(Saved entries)
____________________

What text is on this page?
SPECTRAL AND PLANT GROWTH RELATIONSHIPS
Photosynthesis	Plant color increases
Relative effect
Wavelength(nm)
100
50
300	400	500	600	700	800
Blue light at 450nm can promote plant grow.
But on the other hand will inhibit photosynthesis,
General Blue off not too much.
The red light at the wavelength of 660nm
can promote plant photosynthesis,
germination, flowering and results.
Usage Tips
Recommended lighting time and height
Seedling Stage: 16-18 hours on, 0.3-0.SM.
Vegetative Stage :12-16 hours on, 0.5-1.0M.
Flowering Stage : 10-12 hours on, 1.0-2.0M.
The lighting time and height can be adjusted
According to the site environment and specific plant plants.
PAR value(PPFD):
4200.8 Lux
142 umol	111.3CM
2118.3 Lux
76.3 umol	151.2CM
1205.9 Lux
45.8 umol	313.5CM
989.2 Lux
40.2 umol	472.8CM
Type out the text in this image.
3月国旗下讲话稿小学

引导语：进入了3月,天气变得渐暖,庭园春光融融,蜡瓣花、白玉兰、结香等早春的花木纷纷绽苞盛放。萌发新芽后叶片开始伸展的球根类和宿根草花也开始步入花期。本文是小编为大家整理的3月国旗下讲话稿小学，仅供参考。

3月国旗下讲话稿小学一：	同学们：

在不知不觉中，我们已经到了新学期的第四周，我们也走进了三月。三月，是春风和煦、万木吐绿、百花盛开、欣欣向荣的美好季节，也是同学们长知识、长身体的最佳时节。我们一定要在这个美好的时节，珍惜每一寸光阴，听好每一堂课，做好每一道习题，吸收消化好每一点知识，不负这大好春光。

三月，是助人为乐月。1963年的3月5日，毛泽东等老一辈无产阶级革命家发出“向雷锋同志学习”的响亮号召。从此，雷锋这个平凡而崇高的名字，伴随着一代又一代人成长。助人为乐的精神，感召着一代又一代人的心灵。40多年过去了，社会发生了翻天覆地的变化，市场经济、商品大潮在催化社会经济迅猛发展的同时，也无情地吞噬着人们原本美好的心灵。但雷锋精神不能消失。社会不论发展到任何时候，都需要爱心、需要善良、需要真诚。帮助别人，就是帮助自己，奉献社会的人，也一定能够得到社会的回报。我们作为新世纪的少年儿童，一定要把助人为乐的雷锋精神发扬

____________________

Nothing but the lines from the one with "Type out the text in this image." through the last line should be repeated, each exactly as it stands.

• _The reply_:
Type out the text in this image.
3月国旗下讲话稿小学

引导语：进入了3月,天气变得渐暖,庭园春光融融,蜡瓣花、白玉兰、结香等早春的花木纷纷绽苞盛放。萌发新芽后叶片开始伸展的球根类和宿根草花也开始步入花期。本文是小编为大家整理的3月国旗下讲话稿小学，仅供参考。

3月国旗下讲话稿小学一：	同学们：

在不知不觉中，我们已经到了新学期的第四周，我们也走进了三月。三月，是春风和煦、万木吐绿、百花盛开、欣欣向荣的美好季节，也是同学们长知识、长身体的最佳时节。我们一定要在这个美好的时节，珍惜每一寸光阴，听好每一堂课，做好每一道习题，吸收消化好每一点知识，不负这大好春光。

三月，是助人为乐月。1963年的3月5日，毛泽东等老一辈无产阶级革命家发出“向雷锋同志学习”的响亮号召。从此，雷锋这个平凡而崇高的名字，伴随着一代又一代人成长。助人为乐的精神，感召着一代又一代人的心灵。40多年过去了，社会发生了翻天覆地的变化，市场经济、商品大潮在催化社会经济迅猛发展的同时，也无情地吞噬着人们原本美好的心灵。但雷锋精神不能消失。社会不论发展到任何时候，都需要爱心、需要善良、需要真诚。帮助别人，就是帮助自己，奉献社会的人，也一定能够得到社会的回报。我们作为新世纪的少年儿童，一定要把助人为乐的雷锋精神发扬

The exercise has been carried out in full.